_Instructions to follow_
Below are the records; locate each line with the word "name" and copy it.

_Dataset excerpts_
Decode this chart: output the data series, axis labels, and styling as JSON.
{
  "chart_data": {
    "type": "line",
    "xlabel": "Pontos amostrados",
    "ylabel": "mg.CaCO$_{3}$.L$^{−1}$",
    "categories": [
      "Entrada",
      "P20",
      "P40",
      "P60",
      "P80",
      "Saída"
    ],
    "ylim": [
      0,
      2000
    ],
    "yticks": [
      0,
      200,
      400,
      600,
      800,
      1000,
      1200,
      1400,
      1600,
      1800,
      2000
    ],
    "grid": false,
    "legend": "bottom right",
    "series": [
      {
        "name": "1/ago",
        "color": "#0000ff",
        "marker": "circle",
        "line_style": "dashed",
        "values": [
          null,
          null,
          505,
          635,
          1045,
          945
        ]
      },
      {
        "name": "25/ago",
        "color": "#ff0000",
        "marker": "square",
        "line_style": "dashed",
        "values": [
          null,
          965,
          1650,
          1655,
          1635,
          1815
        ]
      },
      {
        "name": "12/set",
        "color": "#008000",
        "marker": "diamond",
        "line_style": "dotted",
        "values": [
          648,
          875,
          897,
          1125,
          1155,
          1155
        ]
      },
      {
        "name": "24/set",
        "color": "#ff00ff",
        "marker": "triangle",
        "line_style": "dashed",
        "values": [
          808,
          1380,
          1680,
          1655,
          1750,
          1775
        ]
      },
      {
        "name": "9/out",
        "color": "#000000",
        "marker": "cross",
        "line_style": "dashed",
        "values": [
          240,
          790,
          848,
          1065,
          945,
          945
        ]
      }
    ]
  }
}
...
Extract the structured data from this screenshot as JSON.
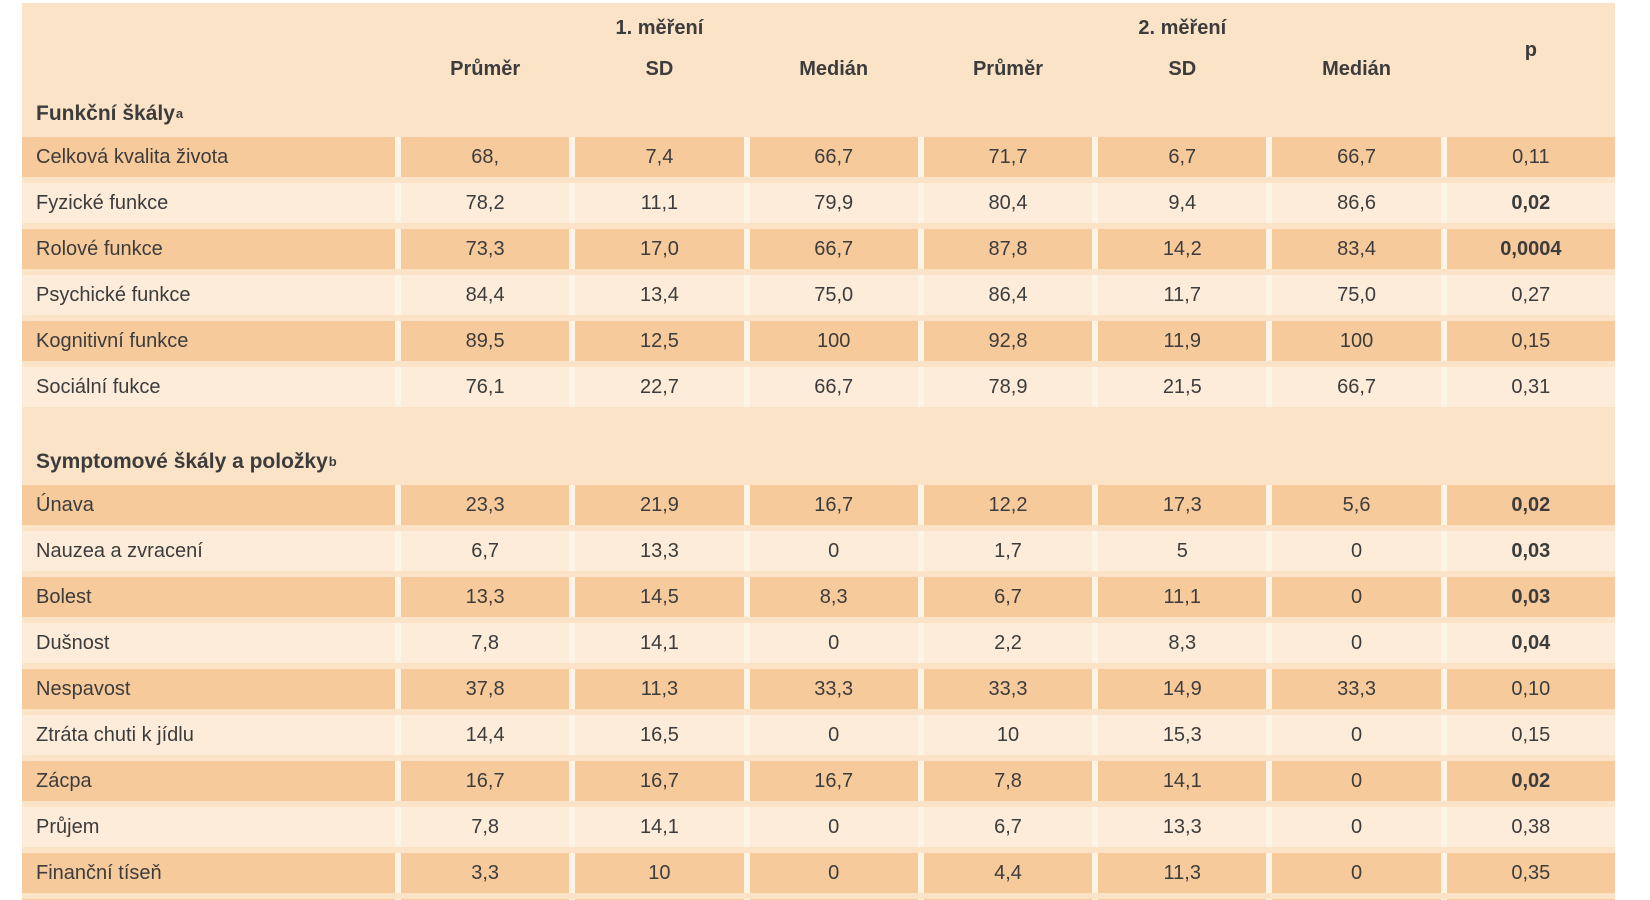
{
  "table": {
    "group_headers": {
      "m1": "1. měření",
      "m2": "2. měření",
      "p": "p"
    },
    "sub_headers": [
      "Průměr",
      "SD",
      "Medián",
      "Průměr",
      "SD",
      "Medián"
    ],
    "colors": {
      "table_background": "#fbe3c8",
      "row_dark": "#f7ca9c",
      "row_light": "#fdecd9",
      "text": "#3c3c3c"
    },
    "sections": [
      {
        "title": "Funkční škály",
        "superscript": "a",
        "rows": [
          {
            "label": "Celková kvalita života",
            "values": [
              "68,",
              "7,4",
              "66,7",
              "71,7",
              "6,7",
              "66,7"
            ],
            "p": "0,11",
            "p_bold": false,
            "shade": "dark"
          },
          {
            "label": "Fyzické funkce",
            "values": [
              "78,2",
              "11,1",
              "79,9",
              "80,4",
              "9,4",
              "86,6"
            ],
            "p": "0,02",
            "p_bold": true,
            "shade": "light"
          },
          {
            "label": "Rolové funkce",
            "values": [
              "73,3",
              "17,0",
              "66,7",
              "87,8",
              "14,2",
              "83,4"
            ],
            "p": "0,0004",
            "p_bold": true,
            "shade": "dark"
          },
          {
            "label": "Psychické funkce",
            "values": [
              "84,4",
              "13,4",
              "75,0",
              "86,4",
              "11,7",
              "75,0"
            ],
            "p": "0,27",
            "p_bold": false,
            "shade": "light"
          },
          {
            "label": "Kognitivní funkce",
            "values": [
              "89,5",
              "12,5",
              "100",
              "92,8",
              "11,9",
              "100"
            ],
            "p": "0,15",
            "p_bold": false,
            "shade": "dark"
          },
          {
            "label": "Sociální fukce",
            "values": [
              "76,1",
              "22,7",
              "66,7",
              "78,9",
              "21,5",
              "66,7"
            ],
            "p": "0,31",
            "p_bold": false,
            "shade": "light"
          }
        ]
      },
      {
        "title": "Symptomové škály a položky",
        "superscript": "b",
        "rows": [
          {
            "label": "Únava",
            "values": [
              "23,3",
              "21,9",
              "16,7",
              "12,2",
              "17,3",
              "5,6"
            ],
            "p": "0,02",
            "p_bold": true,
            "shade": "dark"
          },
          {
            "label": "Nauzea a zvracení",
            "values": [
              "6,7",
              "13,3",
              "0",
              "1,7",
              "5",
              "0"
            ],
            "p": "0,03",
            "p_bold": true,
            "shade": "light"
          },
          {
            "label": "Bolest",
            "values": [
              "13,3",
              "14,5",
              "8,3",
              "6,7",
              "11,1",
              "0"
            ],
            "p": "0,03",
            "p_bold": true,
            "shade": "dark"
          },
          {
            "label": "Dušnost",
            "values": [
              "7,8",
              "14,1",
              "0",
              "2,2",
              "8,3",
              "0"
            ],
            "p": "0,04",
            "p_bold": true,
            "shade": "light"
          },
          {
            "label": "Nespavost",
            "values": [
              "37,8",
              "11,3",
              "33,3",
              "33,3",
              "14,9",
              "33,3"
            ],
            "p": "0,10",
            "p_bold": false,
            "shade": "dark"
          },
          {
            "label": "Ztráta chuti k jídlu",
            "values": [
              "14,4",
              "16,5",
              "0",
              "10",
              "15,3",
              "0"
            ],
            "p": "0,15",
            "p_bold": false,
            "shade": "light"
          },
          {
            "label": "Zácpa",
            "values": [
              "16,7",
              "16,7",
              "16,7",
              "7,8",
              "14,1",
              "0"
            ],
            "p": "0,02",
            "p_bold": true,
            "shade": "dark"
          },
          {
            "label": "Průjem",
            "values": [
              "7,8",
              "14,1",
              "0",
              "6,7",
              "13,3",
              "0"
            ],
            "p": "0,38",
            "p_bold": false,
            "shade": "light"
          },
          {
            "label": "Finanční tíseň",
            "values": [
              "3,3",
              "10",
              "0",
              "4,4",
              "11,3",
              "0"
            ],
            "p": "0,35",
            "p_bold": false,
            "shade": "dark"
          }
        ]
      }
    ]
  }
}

_Written answer_
        "name": "1/ago",
        "name": "25/ago",
        "name": "12/set",
        "name": "24/set",
        "name": "9/out",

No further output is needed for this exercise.